YOUR TASK
Provide an exact copy of the data, excluding the images.
═══ DATA SECTION
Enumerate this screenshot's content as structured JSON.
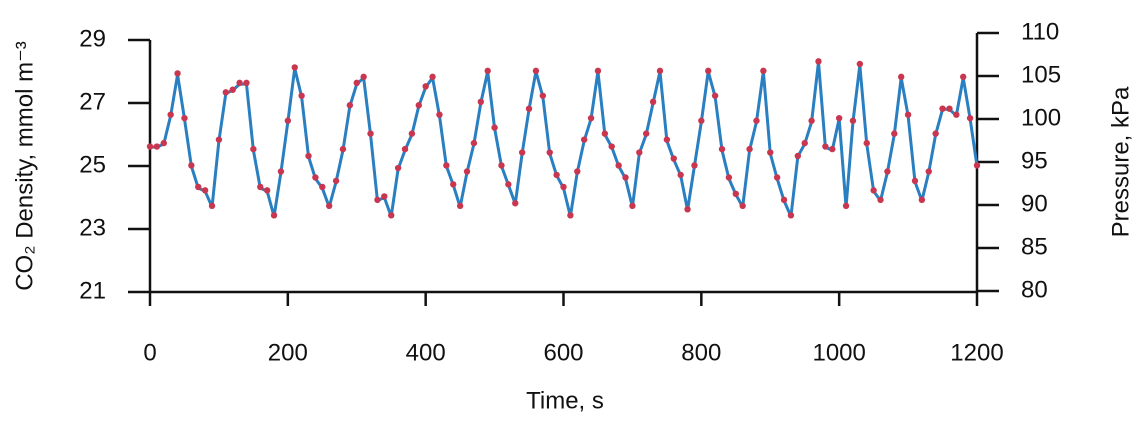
{
  "chart_data": {
    "type": "line",
    "x_label": "Time, s",
    "y_label": "CO₂ Density, mmol m⁻³",
    "y2_label": "Pressure, kPa",
    "x": [
      0,
      10,
      20,
      30,
      40,
      50,
      60,
      70,
      80,
      90,
      100,
      110,
      120,
      130,
      140,
      150,
      160,
      170,
      180,
      190,
      200,
      210,
      220,
      230,
      240,
      250,
      260,
      270,
      280,
      290,
      300,
      310,
      320,
      330,
      340,
      350,
      360,
      370,
      380,
      390,
      400,
      410,
      420,
      430,
      440,
      450,
      460,
      470,
      480,
      490,
      500,
      510,
      520,
      530,
      540,
      550,
      560,
      570,
      580,
      590,
      600,
      610,
      620,
      630,
      640,
      650,
      660,
      670,
      680,
      690,
      700,
      710,
      720,
      730,
      740,
      750,
      760,
      770,
      780,
      790,
      800,
      810,
      820,
      830,
      840,
      850,
      860,
      870,
      880,
      890,
      900,
      910,
      920,
      930,
      940,
      950,
      960,
      970,
      980,
      990,
      1000,
      1010,
      1020,
      1030,
      1040,
      1050,
      1060,
      1070,
      1080,
      1090,
      1100,
      1110,
      1120,
      1130,
      1140,
      1150,
      1160,
      1170,
      1180,
      1190,
      1200
    ],
    "series": [
      {
        "color": "#2a7fc1",
        "values": [
          25.6,
          25.6,
          25.7,
          26.6,
          27.9,
          26.5,
          25.0,
          24.3,
          24.2,
          23.7,
          25.8,
          27.3,
          27.4,
          27.6,
          27.6,
          25.5,
          24.3,
          24.2,
          23.4,
          24.8,
          26.4,
          28.1,
          27.2,
          25.3,
          24.6,
          24.3,
          23.7,
          24.5,
          25.5,
          26.9,
          27.6,
          27.8,
          26.0,
          23.9,
          24.0,
          23.4,
          24.9,
          25.5,
          26.0,
          26.9,
          27.5,
          27.8,
          26.6,
          25.0,
          24.4,
          23.7,
          24.8,
          25.7,
          27.0,
          28.0,
          26.2,
          25.0,
          24.4,
          23.8,
          25.4,
          26.8,
          28.0,
          27.2,
          25.4,
          24.7,
          24.3,
          23.4,
          24.8,
          25.8,
          26.5,
          28.0,
          26.0,
          25.6,
          25.0,
          24.6,
          23.7,
          25.4,
          26.0,
          27.0,
          28.0,
          25.8,
          25.2,
          24.7,
          23.6,
          25.0,
          26.4,
          28.0,
          27.2,
          25.5,
          24.6,
          24.1,
          23.7,
          25.5,
          26.4,
          28.0,
          25.4,
          24.6,
          23.9,
          23.4,
          25.3,
          25.7,
          26.4,
          28.3,
          25.6,
          25.5,
          26.5,
          23.7,
          26.4,
          28.2,
          25.7,
          24.2,
          23.9,
          24.8,
          26.0,
          27.8,
          26.6,
          24.5,
          23.9,
          24.8,
          26.0,
          26.8,
          26.8,
          26.6,
          27.8,
          26.5,
          25.0
        ]
      },
      {
        "color": "#c8374f",
        "axis": "y2",
        "values": [
          96.8,
          96.8,
          97.2,
          100.5,
          105.3,
          100.1,
          94.6,
          92.1,
          91.7,
          89.9,
          97.6,
          103.1,
          103.4,
          104.2,
          104.2,
          96.5,
          92.1,
          91.7,
          88.8,
          93.9,
          99.8,
          106.0,
          102.7,
          95.7,
          93.2,
          92.1,
          89.9,
          92.8,
          96.5,
          101.6,
          104.2,
          104.9,
          98.3,
          90.6,
          91.0,
          88.8,
          94.3,
          96.5,
          98.3,
          101.6,
          103.8,
          104.9,
          100.5,
          94.6,
          92.4,
          89.9,
          93.9,
          97.2,
          102.0,
          105.6,
          99.0,
          94.6,
          92.4,
          90.2,
          96.1,
          101.2,
          105.6,
          102.7,
          96.1,
          93.5,
          92.1,
          88.8,
          93.9,
          97.6,
          100.1,
          105.6,
          98.3,
          96.8,
          94.6,
          93.2,
          89.9,
          96.1,
          98.3,
          102.0,
          105.6,
          97.6,
          95.4,
          93.5,
          89.5,
          94.6,
          99.8,
          105.6,
          102.7,
          96.5,
          93.2,
          91.3,
          89.9,
          96.5,
          99.8,
          105.6,
          96.1,
          93.2,
          90.6,
          88.8,
          95.7,
          97.2,
          99.8,
          106.7,
          96.8,
          96.5,
          100.1,
          89.9,
          99.8,
          106.4,
          97.2,
          91.7,
          90.6,
          93.9,
          98.3,
          104.9,
          100.5,
          92.8,
          90.6,
          93.9,
          98.3,
          101.2,
          101.2,
          100.5,
          104.9,
          100.1,
          94.6
        ]
      }
    ],
    "xlim": [
      0,
      1200
    ],
    "xticks": [
      0,
      200,
      400,
      600,
      800,
      1000,
      1200
    ],
    "ylim": [
      21,
      29
    ],
    "yticks": [
      21,
      23,
      25,
      27,
      29
    ],
    "y2lim": [
      80,
      110
    ],
    "y2ticks": [
      80,
      85,
      90,
      95,
      100,
      105,
      110
    ]
  }
}
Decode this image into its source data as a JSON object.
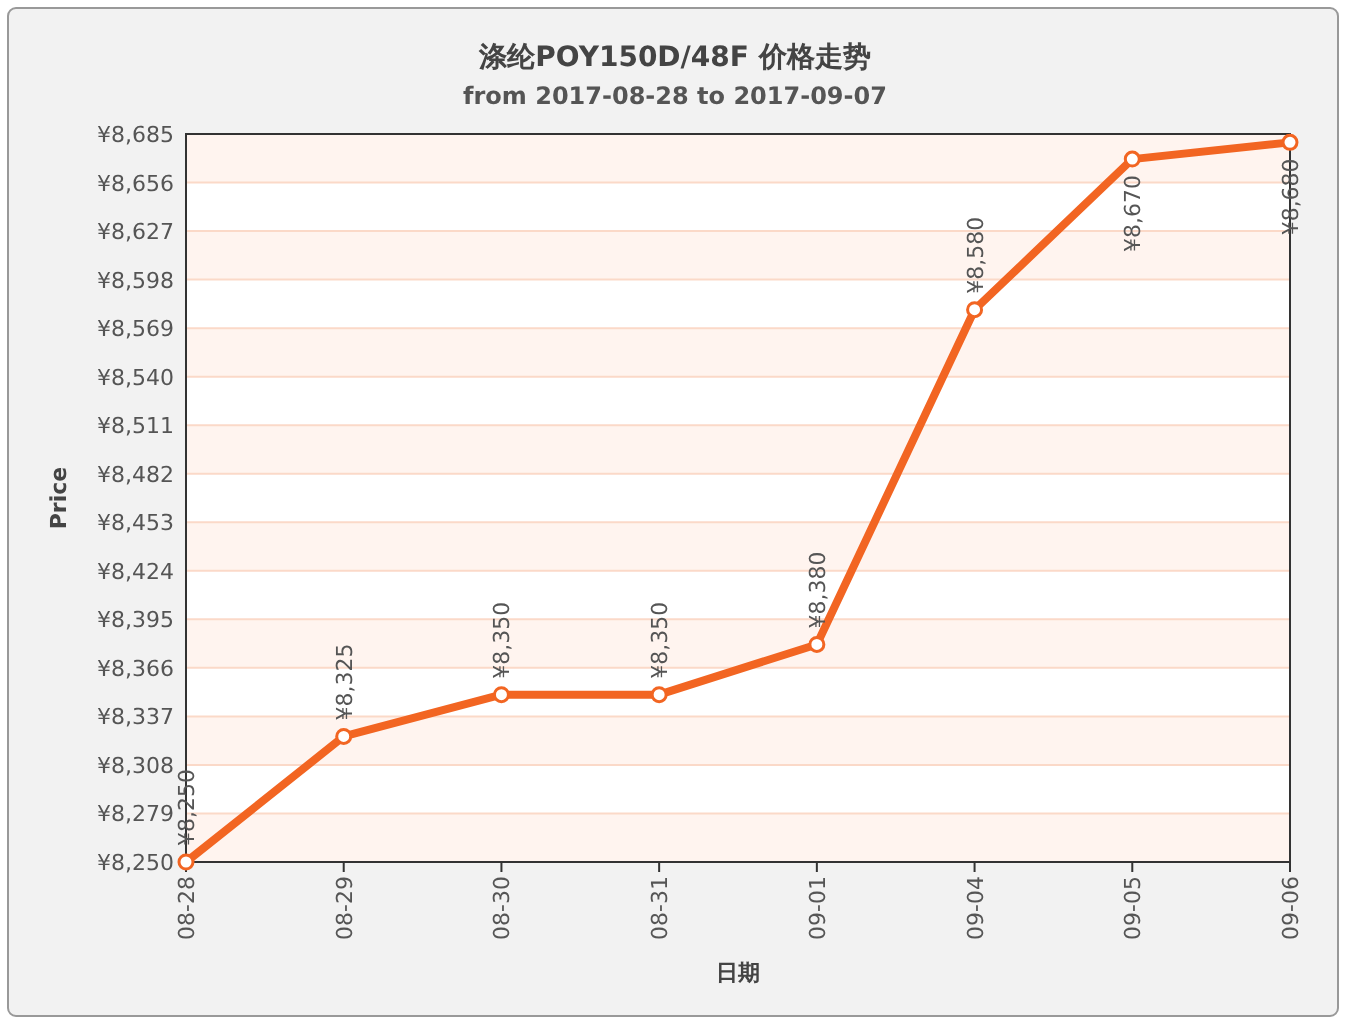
══════
THE COMPLETED TASK
Enumerate this screenshot's content as structured JSON.
{
  "chart_data": {
    "type": "line",
    "x_label": "Time, s",
    "y_label": "CO₂ Density, mmol m⁻³",
    "y2_label": "Pressure, kPa",
    "x": [
      0,
      10,
      20,
      30,
      40,
      50,
      60,
      70,
      80,
      90,
      100,
      110,
      120,
      130,
      140,
      150,
      160,
      170,
      180,
      190,
      200,
      210,
      220,
      230,
      240,
      250,
      260,
      270,
      280,
      290,
      300,
      310,
      320,
      330,
      340,
      350,
      360,
      370,
      380,
      390,
      400,
      410,
      420,
      430,
      440,
      450,
      460,
      470,
      480,
      490,
      500,
      510,
      520,
      530,
      540,
      550,
      560,
      570,
      580,
      590,
      600,
      610,
      620,
      630,
      640,
      650,
      660,
      670,
      680,
      690,
      700,
      710,
      720,
      730,
      740,
      750,
      760,
      770,
      780,
      790,
      800,
      810,
      820,
      830,
      840,
      850,
      860,
      870,
      880,
      890,
      900,
      910,
      920,
      930,
      940,
      950,
      960,
      970,
      980,
      990,
      1000,
      1010,
      1020,
      1030,
      1040,
      1050,
      1060,
      1070,
      1080,
      1090,
      1100,
      1110,
      1120,
      1130,
      1140,
      1150,
      1160,
      1170,
      1180,
      1190,
      1200
    ],
    "series": [
      {
        "color": "#2a7fc1",
        "values": [
          25.6,
          25.6,
          25.7,
          26.6,
          27.9,
          26.5,
          25.0,
          24.3,
          24.2,
          23.7,
          25.8,
          27.3,
          27.4,
          27.6,
          27.6,
          25.5,
          24.3,
          24.2,
          23.4,
          24.8,
          26.4,
          28.1,
          27.2,
          25.3,
          24.6,
          24.3,
          23.7,
          24.5,
          25.5,
          26.9,
          27.6,
          27.8,
          26.0,
          23.9,
          24.0,
          23.4,
          24.9,
          25.5,
          26.0,
          26.9,
          27.5,
          27.8,
          26.6,
          25.0,
          24.4,
          23.7,
          24.8,
          25.7,
          27.0,
          28.0,
          26.2,
          25.0,
          24.4,
          23.8,
          25.4,
          26.8,
          28.0,
          27.2,
          25.4,
          24.7,
          24.3,
          23.4,
          24.8,
          25.8,
          26.5,
          28.0,
          26.0,
          25.6,
          25.0,
          24.6,
          23.7,
          25.4,
          26.0,
          27.0,
          28.0,
          25.8,
          25.2,
          24.7,
          23.6,
          25.0,
          26.4,
          28.0,
          27.2,
          25.5,
          24.6,
          24.1,
          23.7,
          25.5,
          26.4,
          28.0,
          25.4,
          24.6,
          23.9,
          23.4,
          25.3,
          25.7,
          26.4,
          28.3,
          25.6,
          25.5,
          26.5,
          23.7,
          26.4,
          28.2,
          25.7,
          24.2,
          23.9,
          24.8,
          26.0,
          27.8,
          26.6,
          24.5,
          23.9,
          24.8,
          26.0,
          26.8,
          26.8,
          26.6,
          27.8,
          26.5,
          25.0
        ]
      },
      {
        "color": "#c8374f",
        "axis": "y2",
        "values": [
          96.8,
          96.8,
          97.2,
          100.5,
          105.3,
          100.1,
          94.6,
          92.1,
          91.7,
          89.9,
          97.6,
          103.1,
          103.4,
          104.2,
          104.2,
          96.5,
          92.1,
          91.7,
          88.8,
          93.9,
          99.8,
          106.0,
          102.7,
          95.7,
          93.2,
          92.1,
          89.9,
          92.8,
          96.5,
          101.6,
          104.2,
          104.9,
          98.3,
          90.6,
          91.0,
          88.8,
          94.3,
          96.5,
          98.3,
          101.6,
          103.8,
          104.9,
          100.5,
          94.6,
          92.4,
          89.9,
          93.9,
          97.2,
          102.0,
          105.6,
          99.0,
          94.6,
          92.4,
          90.2,
          96.1,
          101.2,
          105.6,
          102.7,
          96.1,
          93.5,
          92.1,
          88.8,
          93.9,
          97.6,
          100.1,
          105.6,
          98.3,
          96.8,
          94.6,
          93.2,
          89.9,
          96.1,
          98.3,
          102.0,
          105.6,
          97.6,
          95.4,
          93.5,
          89.5,
          94.6,
          99.8,
          105.6,
          102.7,
          96.5,
          93.2,
          91.3,
          89.9,
          96.5,
          99.8,
          105.6,
          96.1,
          93.2,
          90.6,
          88.8,
          95.7,
          97.2,
          99.8,
          106.7,
          96.8,
          96.5,
          100.1,
          89.9,
          99.8,
          106.4,
          97.2,
          91.7,
          90.6,
          93.9,
          98.3,
          104.9,
          100.5,
          92.8,
          90.6,
          93.9,
          98.3,
          101.2,
          101.2,
          100.5,
          104.9,
          100.1,
          94.6
        ]
      }
    ],
    "xlim": [
      0,
      1200
    ],
    "xticks": [
      0,
      200,
      400,
      600,
      800,
      1000,
      1200
    ],
    "ylim": [
      21,
      29
    ],
    "yticks": [
      21,
      23,
      25,
      27,
      29
    ],
    "y2lim": [
      80,
      110
    ],
    "y2ticks": [
      80,
      85,
      90,
      95,
      100,
      105,
      110
    ]
  }
}
Decode this image into its source data as a JSON object.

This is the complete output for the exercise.